* Text
------------

PBS announced Wednesday that Jeffrey Goldberg, the editor in chief of The Atlantic, would be the next moderator of “Washington Week,” the Friday evening public affairs show that is a staple among policymakers in the nation’s capital.
The Atlantic will co-produce the show, which will be renamed “Washington Week With The Atlantic.” The magazine will cover some of the costs and help to sell sponsorships.
Mr. Goldberg, who has been at The Atlantic for more than a decade — its former owner, David Bradley, recruited him in 2007 with a team of ponies — said he believed there were still enough viewers who cared about in-depth analysis of consequential issues to make the show a success.
“The good thing is, there’s an awful lot of Americans, and I don’t need all of them to come here,” Mr. Goldberg said. “We just need five or 10 million.”
Ratings for “Washington Week” have slumped in recent years, as traditional TV viewership has fallen industrywide, and its revenue has followed. The show averaged 845,000 viewers in April, according to Nielsen, a 22 percent decline from the same period in 2015, when it was moderated by the journalist Gwen Ifill. The company’s corporate sponsorship has declined roughly 10 percent since 2019, a spokesman for PBS NewsHour said.

------------

* Work instructions
Rewrite the part of the Washington Week article from "The Atlantic will" up to and including "show a success.", putting "horses" in place of "ponies".

------------

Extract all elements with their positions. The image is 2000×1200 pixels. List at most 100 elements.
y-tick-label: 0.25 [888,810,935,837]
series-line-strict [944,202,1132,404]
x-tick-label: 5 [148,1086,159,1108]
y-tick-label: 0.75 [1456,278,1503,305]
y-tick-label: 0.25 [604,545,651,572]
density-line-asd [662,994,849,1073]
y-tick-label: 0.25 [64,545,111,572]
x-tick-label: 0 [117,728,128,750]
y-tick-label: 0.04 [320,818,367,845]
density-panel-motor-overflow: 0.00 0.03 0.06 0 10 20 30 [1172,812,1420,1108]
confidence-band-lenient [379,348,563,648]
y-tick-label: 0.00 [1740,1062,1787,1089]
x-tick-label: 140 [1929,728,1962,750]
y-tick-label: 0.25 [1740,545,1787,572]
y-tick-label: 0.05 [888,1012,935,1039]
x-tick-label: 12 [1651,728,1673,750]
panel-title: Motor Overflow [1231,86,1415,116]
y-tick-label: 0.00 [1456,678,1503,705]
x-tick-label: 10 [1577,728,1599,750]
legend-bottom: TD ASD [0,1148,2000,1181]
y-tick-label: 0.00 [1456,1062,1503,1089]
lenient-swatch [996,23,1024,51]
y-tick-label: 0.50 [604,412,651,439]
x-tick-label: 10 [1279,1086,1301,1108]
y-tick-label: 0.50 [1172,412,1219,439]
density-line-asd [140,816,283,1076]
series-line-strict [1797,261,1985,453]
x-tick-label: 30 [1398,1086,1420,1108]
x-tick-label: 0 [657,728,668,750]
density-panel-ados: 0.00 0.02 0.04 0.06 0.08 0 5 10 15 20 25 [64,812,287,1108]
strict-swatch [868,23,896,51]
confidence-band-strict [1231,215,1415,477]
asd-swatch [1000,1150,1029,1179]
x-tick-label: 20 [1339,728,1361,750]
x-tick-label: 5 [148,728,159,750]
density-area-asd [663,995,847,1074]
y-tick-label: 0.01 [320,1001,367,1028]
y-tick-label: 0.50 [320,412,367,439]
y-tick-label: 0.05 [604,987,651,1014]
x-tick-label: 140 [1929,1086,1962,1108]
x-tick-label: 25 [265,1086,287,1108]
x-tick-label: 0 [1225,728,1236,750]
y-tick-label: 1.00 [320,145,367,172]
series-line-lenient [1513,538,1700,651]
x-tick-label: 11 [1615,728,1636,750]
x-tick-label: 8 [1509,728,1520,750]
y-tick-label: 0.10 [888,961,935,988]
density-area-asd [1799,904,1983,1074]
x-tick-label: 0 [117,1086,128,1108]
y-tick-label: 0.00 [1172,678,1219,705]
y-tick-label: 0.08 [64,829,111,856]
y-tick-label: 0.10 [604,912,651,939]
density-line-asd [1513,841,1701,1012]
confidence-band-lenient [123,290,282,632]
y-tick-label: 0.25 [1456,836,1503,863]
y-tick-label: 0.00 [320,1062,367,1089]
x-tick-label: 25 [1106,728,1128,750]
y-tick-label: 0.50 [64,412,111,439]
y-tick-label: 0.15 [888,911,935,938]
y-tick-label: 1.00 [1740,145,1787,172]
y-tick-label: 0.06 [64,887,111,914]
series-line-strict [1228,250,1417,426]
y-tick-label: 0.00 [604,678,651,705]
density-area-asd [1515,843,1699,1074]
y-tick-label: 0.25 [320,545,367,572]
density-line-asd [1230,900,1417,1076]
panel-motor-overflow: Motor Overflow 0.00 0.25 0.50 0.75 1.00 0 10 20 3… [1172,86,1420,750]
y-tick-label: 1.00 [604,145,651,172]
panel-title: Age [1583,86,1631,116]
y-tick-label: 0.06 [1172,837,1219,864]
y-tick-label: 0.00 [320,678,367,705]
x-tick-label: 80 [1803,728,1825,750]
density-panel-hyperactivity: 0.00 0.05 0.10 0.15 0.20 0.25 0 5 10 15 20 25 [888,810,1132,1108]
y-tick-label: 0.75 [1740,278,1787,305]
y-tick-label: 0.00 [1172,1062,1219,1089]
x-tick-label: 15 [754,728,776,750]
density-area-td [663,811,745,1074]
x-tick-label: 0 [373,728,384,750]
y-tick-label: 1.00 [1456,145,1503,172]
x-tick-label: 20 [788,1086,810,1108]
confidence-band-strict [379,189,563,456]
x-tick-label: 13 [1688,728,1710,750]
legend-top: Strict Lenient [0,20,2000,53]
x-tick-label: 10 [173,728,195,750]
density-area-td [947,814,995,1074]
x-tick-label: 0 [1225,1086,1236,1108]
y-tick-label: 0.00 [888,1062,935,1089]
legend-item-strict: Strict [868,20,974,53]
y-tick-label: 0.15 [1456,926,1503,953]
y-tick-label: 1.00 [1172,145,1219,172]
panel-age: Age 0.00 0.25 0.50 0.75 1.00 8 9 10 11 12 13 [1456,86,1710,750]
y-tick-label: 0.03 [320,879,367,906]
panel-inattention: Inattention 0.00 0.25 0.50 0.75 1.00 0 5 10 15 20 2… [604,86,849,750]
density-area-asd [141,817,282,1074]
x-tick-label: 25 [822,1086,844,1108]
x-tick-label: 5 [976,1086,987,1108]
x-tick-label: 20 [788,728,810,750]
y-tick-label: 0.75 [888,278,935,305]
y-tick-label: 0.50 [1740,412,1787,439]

------------

* Expected answer
The Atlantic will co-produce the show, which will be renamed “Washington Week With The Atlantic.” The magazine will cover some of the costs and help to sell sponsorships.
Mr. Goldberg, who has been at The Atlantic for more than a decade — its former owner, David Bradley, recruited him in 2007 with a team of horses — said he believed there were still enough viewers who cared about in-depth analysis of consequential issues to make the show a success.